Extracted records:
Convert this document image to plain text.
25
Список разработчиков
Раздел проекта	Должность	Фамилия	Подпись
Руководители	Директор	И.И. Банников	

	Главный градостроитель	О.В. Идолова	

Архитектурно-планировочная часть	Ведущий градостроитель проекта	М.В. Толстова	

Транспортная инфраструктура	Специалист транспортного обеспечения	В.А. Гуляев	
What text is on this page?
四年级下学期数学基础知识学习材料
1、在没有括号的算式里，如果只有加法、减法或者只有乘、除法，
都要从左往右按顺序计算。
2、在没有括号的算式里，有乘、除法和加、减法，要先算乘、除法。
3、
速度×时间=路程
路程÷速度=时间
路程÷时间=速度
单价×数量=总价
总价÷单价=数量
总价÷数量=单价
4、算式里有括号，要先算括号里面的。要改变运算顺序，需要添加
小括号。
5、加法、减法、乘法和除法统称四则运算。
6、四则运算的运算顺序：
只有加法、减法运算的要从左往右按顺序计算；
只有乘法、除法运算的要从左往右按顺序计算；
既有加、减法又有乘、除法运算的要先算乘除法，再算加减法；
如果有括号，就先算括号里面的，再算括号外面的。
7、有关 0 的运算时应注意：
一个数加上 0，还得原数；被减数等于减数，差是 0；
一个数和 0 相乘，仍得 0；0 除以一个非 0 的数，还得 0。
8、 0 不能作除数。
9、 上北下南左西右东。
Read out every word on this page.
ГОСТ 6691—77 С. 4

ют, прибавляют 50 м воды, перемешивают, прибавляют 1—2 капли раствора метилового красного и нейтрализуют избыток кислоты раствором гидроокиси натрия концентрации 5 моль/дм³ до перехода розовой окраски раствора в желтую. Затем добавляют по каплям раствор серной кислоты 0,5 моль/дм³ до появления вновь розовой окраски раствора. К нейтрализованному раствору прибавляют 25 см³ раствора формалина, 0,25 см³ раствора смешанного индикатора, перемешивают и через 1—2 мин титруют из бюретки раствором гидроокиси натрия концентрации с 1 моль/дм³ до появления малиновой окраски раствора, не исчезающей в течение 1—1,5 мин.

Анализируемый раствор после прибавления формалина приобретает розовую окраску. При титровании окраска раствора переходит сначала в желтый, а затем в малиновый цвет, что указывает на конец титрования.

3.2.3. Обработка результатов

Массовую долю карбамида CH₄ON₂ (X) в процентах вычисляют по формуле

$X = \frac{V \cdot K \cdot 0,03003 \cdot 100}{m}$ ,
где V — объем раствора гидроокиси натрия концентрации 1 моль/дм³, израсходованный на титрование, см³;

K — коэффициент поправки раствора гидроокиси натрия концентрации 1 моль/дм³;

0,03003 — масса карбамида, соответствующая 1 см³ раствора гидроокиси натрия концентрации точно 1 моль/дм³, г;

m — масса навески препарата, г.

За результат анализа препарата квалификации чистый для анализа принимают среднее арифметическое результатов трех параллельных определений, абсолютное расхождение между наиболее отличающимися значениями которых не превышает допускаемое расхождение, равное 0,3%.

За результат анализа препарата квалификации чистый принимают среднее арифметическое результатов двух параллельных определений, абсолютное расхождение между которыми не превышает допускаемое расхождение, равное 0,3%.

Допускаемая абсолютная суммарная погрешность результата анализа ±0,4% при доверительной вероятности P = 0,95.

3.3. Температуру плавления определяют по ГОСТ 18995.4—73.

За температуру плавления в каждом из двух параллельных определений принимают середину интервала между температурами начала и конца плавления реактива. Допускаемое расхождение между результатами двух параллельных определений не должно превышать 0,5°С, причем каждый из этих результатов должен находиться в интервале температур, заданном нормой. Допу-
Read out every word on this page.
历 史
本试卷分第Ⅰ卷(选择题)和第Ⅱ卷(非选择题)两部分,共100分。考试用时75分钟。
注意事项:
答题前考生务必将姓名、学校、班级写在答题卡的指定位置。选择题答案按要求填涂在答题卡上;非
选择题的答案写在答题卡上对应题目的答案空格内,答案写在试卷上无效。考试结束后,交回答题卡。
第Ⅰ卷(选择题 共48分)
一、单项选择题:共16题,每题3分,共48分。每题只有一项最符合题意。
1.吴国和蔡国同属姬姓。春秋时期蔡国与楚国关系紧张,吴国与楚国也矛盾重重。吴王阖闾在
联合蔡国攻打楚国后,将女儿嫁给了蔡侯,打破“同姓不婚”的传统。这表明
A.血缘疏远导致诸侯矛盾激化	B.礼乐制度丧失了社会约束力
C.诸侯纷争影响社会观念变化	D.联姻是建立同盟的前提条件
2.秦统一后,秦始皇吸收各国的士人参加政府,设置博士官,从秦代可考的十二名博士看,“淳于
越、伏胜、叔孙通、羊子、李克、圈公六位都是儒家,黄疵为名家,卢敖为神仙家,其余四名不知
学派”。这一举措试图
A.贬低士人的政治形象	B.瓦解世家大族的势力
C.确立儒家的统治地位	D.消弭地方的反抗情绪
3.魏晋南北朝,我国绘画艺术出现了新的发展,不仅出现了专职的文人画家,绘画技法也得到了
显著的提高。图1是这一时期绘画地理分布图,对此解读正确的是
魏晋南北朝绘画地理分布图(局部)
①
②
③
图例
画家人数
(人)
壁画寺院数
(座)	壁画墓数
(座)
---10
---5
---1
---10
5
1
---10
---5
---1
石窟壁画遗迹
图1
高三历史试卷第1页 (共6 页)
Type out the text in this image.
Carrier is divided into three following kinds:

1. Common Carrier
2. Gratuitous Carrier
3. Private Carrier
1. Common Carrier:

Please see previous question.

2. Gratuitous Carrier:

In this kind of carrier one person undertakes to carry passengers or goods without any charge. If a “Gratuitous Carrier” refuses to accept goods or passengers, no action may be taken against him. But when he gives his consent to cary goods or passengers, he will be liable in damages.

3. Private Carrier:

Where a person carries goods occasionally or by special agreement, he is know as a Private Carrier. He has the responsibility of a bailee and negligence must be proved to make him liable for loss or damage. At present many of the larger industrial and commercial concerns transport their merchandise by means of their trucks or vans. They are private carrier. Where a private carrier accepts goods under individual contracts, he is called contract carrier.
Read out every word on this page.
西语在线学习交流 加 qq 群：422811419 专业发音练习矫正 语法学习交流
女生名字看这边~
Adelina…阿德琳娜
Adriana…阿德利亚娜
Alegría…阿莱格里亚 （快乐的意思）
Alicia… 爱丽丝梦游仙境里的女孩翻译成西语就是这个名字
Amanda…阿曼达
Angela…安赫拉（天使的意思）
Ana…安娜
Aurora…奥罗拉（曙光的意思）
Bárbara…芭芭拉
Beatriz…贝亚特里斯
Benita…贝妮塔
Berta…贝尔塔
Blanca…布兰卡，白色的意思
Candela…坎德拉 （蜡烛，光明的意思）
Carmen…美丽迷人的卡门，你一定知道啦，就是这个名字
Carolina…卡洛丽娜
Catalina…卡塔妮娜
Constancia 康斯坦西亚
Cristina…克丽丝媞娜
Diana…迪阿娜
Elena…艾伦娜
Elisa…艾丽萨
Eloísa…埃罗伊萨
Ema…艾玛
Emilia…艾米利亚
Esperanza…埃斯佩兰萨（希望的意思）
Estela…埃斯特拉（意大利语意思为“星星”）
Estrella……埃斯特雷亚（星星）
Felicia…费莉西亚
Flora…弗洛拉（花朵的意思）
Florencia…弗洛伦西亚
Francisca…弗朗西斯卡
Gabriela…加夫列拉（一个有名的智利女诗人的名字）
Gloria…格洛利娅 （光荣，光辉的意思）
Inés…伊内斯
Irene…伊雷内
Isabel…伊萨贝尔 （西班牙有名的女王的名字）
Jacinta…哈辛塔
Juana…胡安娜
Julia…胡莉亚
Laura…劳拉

Goal:
From the records above, extract every line exactly as it stands.

Solution for this task:
Convert this document image to plain text.
25
Список разработчиков
Раздел проекта	Должность	Фамилия	Подпись
Руководители	Директор	И.И. Банников	

	Главный градостроитель	О.В. Идолова	

Архитектурно-планировочная часть	Ведущий градостроитель проекта	М.В. Толстова	

Транспортная инфраструктура	Специалист транспортного обеспечения	В.А. Гуляев	
What text is on this page?
四年级下学期数学基础知识学习材料
1、在没有括号的算式里，如果只有加法、减法或者只有乘、除法，
都要从左往右按顺序计算。
2、在没有括号的算式里，有乘、除法和加、减法，要先算乘、除法。
3、
速度×时间=路程
路程÷速度=时间
路程÷时间=速度
单价×数量=总价
总价÷单价=数量
总价÷数量=单价
4、算式里有括号，要先算括号里面的。要改变运算顺序，需要添加
小括号。
5、加法、减法、乘法和除法统称四则运算。
6、四则运算的运算顺序：
只有加法、减法运算的要从左往右按顺序计算；
只有乘法、除法运算的要从左往右按顺序计算；
既有加、减法又有乘、除法运算的要先算乘除法，再算加减法；
如果有括号，就先算括号里面的，再算括号外面的。
7、有关 0 的运算时应注意：
一个数加上 0，还得原数；被减数等于减数，差是 0；
一个数和 0 相乘，仍得 0；0 除以一个非 0 的数，还得 0。
8、 0 不能作除数。
9、 上北下南左西右东。
Read out every word on this page.
ГОСТ 6691—77 С. 4

ют, прибавляют 50 м воды, перемешивают, прибавляют 1—2 капли раствора метилового красного и нейтрализуют избыток кислоты раствором гидроокиси натрия концентрации 5 моль/дм³ до перехода розовой окраски раствора в желтую. Затем добавляют по каплям раствор серной кислоты 0,5 моль/дм³ до появления вновь розовой окраски раствора. К нейтрализованному раствору прибавляют 25 см³ раствора формалина, 0,25 см³ раствора смешанного индикатора, перемешивают и через 1—2 мин титруют из бюретки раствором гидроокиси натрия концентрации с 1 моль/дм³ до появления малиновой окраски раствора, не исчезающей в течение 1—1,5 мин.

Анализируемый раствор после прибавления формалина приобретает розовую окраску. При титровании окраска раствора переходит сначала в желтый, а затем в малиновый цвет, что указывает на конец титрования.

3.2.3. Обработка результатов

Массовую долю карбамида CH₄ON₂ (X) в процентах вычисляют по формуле

$X = \frac{V \cdot K \cdot 0,03003 \cdot 100}{m}$ ,
где V — объем раствора гидроокиси натрия концентрации 1 моль/дм³, израсходованный на титрование, см³;

K — коэффициент поправки раствора гидроокиси натрия концентрации 1 моль/дм³;

0,03003 — масса карбамида, соответствующая 1 см³ раствора гидроокиси натрия концентрации точно 1 моль/дм³, г;

m — масса навески препарата, г.

За результат анализа препарата квалификации чистый для анализа принимают среднее арифметическое результатов трех параллельных определений, абсолютное расхождение между наиболее отличающимися значениями которых не превышает допускаемое расхождение, равное 0,3%.

За результат анализа препарата квалификации чистый принимают среднее арифметическое результатов двух параллельных определений, абсолютное расхождение между которыми не превышает допускаемое расхождение, равное 0,3%.

Допускаемая абсолютная суммарная погрешность результата анализа ±0,4% при доверительной вероятности P = 0,95.

3.3. Температуру плавления определяют по ГОСТ 18995.4—73.

За температуру плавления в каждом из двух параллельных определений принимают середину интервала между температурами начала и конца плавления реактива. Допускаемое расхождение между результатами двух параллельных определений не должно превышать 0,5°С, причем каждый из этих результатов должен находиться в интервале температур, заданном нормой. Допу-
Read out every word on this page.
历 史
本试卷分第Ⅰ卷(选择题)和第Ⅱ卷(非选择题)两部分,共100分。考试用时75分钟。
注意事项:
答题前考生务必将姓名、学校、班级写在答题卡的指定位置。选择题答案按要求填涂在答题卡上;非
选择题的答案写在答题卡上对应题目的答案空格内,答案写在试卷上无效。考试结束后,交回答题卡。
第Ⅰ卷(选择题 共48分)
一、单项选择题:共16题,每题3分,共48分。每题只有一项最符合题意。
1.吴国和蔡国同属姬姓。春秋时期蔡国与楚国关系紧张,吴国与楚国也矛盾重重。吴王阖闾在
联合蔡国攻打楚国后,将女儿嫁给了蔡侯,打破“同姓不婚”的传统。这表明
A.血缘疏远导致诸侯矛盾激化	B.礼乐制度丧失了社会约束力
C.诸侯纷争影响社会观念变化	D.联姻是建立同盟的前提条件
2.秦统一后,秦始皇吸收各国的士人参加政府,设置博士官,从秦代可考的十二名博士看,“淳于
越、伏胜、叔孙通、羊子、李克、圈公六位都是儒家,黄疵为名家,卢敖为神仙家,其余四名不知
学派”。这一举措试图
A.贬低士人的政治形象	B.瓦解世家大族的势力
C.确立儒家的统治地位	D.消弭地方的反抗情绪
3.魏晋南北朝,我国绘画艺术出现了新的发展,不仅出现了专职的文人画家,绘画技法也得到了
显著的提高。图1是这一时期绘画地理分布图,对此解读正确的是
魏晋南北朝绘画地理分布图(局部)
①
②
③
图例
画家人数
(人)
壁画寺院数
(座)	壁画墓数
(座)
---10
---5
---1
---10
5
1
---10
---5
---1
石窟壁画遗迹
图1
高三历史试卷第1页 (共6 页)
Type out the text in this image.
Carrier is divided into three following kinds:

1. Common Carrier
2. Gratuitous Carrier
3. Private Carrier
1. Common Carrier:

Please see previous question.

2. Gratuitous Carrier:

In this kind of carrier one person undertakes to carry passengers or goods without any charge. If a “Gratuitous Carrier” refuses to accept goods or passengers, no action may be taken against him. But when he gives his consent to cary goods or passengers, he will be liable in damages.

3. Private Carrier:

Where a person carries goods occasionally or by special agreement, he is know as a Private Carrier. He has the responsibility of a bailee and negligence must be proved to make him liable for loss or damage. At present many of the larger industrial and commercial concerns transport their merchandise by means of their trucks or vans. They are private carrier. Where a private carrier accepts goods under individual contracts, he is called contract carrier.
Read out every word on this page.
西语在线学习交流 加 qq 群：422811419 专业发音练习矫正 语法学习交流
女生名字看这边~
Adelina…阿德琳娜
Adriana…阿德利亚娜
Alegría…阿莱格里亚 （快乐的意思）
Alicia… 爱丽丝梦游仙境里的女孩翻译成西语就是这个名字
Amanda…阿曼达
Angela…安赫拉（天使的意思）
Ana…安娜
Aurora…奥罗拉（曙光的意思）
Bárbara…芭芭拉
Beatriz…贝亚特里斯
Benita…贝妮塔
Berta…贝尔塔
Blanca…布兰卡，白色的意思
Candela…坎德拉 （蜡烛，光明的意思）
Carmen…美丽迷人的卡门，你一定知道啦，就是这个名字
Carolina…卡洛丽娜
Catalina…卡塔妮娜
Constancia 康斯坦西亚
Cristina…克丽丝媞娜
Diana…迪阿娜
Elena…艾伦娜
Elisa…艾丽萨
Eloísa…埃罗伊萨
Ema…艾玛
Emilia…艾米利亚
Esperanza…埃斯佩兰萨（希望的意思）
Estela…埃斯特拉（意大利语意思为“星星”）
Estrella……埃斯特雷亚（星星）
Felicia…费莉西亚
Flora…弗洛拉（花朵的意思）
Florencia…弗洛伦西亚
Francisca…弗朗西斯卡
Gabriela…加夫列拉（一个有名的智利女诗人的名字）
Gloria…格洛利娅 （光荣，光辉的意思）
Inés…伊内斯
Irene…伊雷内
Isabel…伊萨贝尔 （西班牙有名的女王的名字）
Jacinta…哈辛塔
Juana…胡安娜
Julia…胡莉亚
Laura…劳拉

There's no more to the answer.